> **Work to complete**
Find all the lines with "structured" and gather them.

+++ Raw records

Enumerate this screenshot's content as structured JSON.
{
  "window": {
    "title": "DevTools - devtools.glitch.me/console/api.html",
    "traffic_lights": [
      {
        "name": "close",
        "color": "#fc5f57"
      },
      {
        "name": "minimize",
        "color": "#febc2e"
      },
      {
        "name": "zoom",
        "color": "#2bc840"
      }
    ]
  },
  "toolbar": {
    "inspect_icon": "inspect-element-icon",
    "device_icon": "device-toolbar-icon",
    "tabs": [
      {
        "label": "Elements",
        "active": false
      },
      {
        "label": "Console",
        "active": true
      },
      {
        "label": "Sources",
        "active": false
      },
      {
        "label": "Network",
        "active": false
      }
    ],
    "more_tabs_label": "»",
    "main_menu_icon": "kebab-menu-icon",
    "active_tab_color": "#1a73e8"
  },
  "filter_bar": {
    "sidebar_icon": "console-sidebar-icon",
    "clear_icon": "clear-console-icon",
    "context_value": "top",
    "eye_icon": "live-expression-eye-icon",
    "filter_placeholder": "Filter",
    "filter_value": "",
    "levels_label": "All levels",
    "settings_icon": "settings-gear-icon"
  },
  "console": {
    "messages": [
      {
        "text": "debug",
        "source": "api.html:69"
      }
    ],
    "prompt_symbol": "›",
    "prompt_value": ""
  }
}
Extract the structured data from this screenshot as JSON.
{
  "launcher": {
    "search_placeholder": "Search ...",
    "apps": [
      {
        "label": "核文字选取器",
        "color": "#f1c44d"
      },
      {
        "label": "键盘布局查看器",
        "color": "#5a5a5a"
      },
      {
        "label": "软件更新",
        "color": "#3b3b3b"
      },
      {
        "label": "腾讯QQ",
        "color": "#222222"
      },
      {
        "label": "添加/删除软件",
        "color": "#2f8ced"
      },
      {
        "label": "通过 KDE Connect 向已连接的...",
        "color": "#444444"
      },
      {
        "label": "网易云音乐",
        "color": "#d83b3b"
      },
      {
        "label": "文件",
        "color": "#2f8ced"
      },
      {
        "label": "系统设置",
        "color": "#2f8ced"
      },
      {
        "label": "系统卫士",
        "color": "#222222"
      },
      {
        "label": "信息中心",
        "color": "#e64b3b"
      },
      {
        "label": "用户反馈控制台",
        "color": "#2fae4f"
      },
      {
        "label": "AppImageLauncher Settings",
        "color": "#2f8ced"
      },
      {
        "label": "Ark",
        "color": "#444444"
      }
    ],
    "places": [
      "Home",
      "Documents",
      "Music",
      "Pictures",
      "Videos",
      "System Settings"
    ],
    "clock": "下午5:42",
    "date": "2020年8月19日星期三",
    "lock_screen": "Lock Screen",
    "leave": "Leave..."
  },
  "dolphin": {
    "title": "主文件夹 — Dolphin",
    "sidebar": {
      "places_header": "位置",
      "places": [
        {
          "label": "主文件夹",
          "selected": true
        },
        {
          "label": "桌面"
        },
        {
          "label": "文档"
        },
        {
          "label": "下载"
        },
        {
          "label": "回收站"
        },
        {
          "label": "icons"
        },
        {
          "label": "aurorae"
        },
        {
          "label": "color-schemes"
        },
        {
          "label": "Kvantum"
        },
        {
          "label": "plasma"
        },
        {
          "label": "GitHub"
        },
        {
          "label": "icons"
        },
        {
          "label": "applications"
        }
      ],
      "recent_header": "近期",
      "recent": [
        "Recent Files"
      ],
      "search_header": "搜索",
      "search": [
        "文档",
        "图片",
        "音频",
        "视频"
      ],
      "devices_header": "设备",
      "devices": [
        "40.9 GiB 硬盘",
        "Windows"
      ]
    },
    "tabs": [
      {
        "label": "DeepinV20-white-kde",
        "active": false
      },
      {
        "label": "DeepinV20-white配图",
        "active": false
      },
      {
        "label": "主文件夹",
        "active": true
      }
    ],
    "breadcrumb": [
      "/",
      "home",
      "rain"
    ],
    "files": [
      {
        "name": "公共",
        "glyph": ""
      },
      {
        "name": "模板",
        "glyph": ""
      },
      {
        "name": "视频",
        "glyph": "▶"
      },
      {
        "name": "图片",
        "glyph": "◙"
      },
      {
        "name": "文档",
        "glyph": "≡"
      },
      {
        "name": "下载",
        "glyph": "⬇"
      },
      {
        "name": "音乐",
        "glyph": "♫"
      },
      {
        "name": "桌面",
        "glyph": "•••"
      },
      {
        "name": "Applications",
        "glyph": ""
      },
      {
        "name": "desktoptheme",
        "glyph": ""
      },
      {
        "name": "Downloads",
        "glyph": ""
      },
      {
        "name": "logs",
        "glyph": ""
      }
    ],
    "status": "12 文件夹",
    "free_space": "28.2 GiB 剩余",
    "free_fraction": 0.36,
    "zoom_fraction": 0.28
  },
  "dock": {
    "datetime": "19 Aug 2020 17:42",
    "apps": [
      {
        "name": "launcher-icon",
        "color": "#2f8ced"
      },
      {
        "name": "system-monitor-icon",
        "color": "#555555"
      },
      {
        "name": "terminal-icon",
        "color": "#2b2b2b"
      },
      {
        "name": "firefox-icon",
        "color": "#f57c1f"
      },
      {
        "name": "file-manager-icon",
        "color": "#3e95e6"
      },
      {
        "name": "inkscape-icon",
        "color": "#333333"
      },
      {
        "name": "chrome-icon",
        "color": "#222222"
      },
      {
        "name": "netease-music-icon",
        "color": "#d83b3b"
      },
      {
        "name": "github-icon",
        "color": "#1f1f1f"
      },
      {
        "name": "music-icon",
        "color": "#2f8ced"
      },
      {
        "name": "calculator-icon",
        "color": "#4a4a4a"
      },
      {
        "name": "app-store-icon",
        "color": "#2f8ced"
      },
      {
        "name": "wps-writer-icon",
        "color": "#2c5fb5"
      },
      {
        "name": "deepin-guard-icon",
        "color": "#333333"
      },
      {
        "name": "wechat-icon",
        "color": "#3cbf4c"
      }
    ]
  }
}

++++++

> **Answer in full**
Enumerate this screenshot's content as structured JSON.
Extract the structured data from this screenshot as JSON.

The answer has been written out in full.